Can you copy out every one of the rows below, character for character, with nothing left out or changed?

** Start of Task material **

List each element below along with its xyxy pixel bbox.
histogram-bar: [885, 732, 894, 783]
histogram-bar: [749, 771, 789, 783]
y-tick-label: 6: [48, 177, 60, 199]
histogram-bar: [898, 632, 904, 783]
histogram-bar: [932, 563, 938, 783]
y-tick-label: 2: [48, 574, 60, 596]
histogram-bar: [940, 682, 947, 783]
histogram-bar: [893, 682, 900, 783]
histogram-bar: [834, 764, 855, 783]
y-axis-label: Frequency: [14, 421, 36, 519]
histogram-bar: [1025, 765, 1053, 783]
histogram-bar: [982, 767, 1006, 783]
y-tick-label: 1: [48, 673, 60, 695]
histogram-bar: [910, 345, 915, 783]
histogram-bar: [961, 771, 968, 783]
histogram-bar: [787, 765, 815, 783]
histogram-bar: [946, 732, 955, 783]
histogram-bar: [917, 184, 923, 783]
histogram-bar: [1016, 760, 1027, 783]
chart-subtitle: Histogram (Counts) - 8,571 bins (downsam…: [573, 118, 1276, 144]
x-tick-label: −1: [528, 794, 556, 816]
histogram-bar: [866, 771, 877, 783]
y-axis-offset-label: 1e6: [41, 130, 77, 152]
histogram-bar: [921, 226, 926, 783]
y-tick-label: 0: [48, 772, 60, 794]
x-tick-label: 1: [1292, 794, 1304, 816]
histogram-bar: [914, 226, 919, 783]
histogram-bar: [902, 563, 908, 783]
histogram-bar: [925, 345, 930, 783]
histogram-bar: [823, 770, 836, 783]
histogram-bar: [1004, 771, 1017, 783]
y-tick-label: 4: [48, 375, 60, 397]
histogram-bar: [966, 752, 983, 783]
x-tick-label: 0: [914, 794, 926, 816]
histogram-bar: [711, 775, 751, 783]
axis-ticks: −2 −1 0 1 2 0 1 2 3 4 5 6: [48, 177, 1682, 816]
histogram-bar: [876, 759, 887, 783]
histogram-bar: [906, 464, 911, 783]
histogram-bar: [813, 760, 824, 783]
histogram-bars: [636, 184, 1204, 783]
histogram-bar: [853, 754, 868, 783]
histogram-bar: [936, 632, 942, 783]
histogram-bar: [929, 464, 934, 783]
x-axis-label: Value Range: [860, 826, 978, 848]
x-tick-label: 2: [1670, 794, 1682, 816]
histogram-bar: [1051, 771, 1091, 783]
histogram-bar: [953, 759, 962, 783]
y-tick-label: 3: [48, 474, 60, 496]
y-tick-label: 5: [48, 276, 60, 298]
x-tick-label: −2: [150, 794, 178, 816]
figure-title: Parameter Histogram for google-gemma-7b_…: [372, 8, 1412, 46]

** End of Task material **

Final result:
List each element below along with its xyxy pixel bbox.
histogram-bar: [885, 732, 894, 783]
histogram-bar: [749, 771, 789, 783]
y-tick-label: 6: [48, 177, 60, 199]
histogram-bar: [898, 632, 904, 783]
histogram-bar: [932, 563, 938, 783]
y-tick-label: 2: [48, 574, 60, 596]
histogram-bar: [940, 682, 947, 783]
histogram-bar: [893, 682, 900, 783]
histogram-bar: [834, 764, 855, 783]
y-axis-label: Frequency: [14, 421, 36, 519]
histogram-bar: [1025, 765, 1053, 783]
histogram-bar: [982, 767, 1006, 783]
y-tick-label: 1: [48, 673, 60, 695]
histogram-bar: [910, 345, 915, 783]
histogram-bar: [961, 771, 968, 783]
histogram-bar: [787, 765, 815, 783]
histogram-bar: [946, 732, 955, 783]
histogram-bar: [917, 184, 923, 783]
histogram-bar: [1016, 760, 1027, 783]
chart-subtitle: Histogram (Counts) - 8,571 bins (downsam…: [573, 118, 1276, 144]
x-tick-label: −1: [528, 794, 556, 816]
histogram-bar: [866, 771, 877, 783]
y-axis-offset-label: 1e6: [41, 130, 77, 152]
histogram-bar: [921, 226, 926, 783]
y-tick-label: 0: [48, 772, 60, 794]
x-tick-label: 1: [1292, 794, 1304, 816]
histogram-bar: [914, 226, 919, 783]
histogram-bar: [902, 563, 908, 783]
histogram-bar: [925, 345, 930, 783]
histogram-bar: [823, 770, 836, 783]
histogram-bar: [1004, 771, 1017, 783]
y-tick-label: 4: [48, 375, 60, 397]
histogram-bar: [966, 752, 983, 783]
x-tick-label: 0: [914, 794, 926, 816]
histogram-bar: [711, 775, 751, 783]
axis-ticks: −2 −1 0 1 2 0 1 2 3 4 5 6: [48, 177, 1682, 816]
histogram-bar: [876, 759, 887, 783]
histogram-bar: [906, 464, 911, 783]
histogram-bar: [813, 760, 824, 783]
histogram-bars: [636, 184, 1204, 783]
histogram-bar: [853, 754, 868, 783]
histogram-bar: [936, 632, 942, 783]
histogram-bar: [929, 464, 934, 783]
x-axis-label: Value Range: [860, 826, 978, 848]
x-tick-label: 2: [1670, 794, 1682, 816]
histogram-bar: [1051, 771, 1091, 783]
histogram-bar: [953, 759, 962, 783]
y-tick-label: 3: [48, 474, 60, 496]
y-tick-label: 5: [48, 276, 60, 298]
x-tick-label: −2: [150, 794, 178, 816]
figure-title: Parameter Histogram for google-gemma-7b_…: [372, 8, 1412, 46]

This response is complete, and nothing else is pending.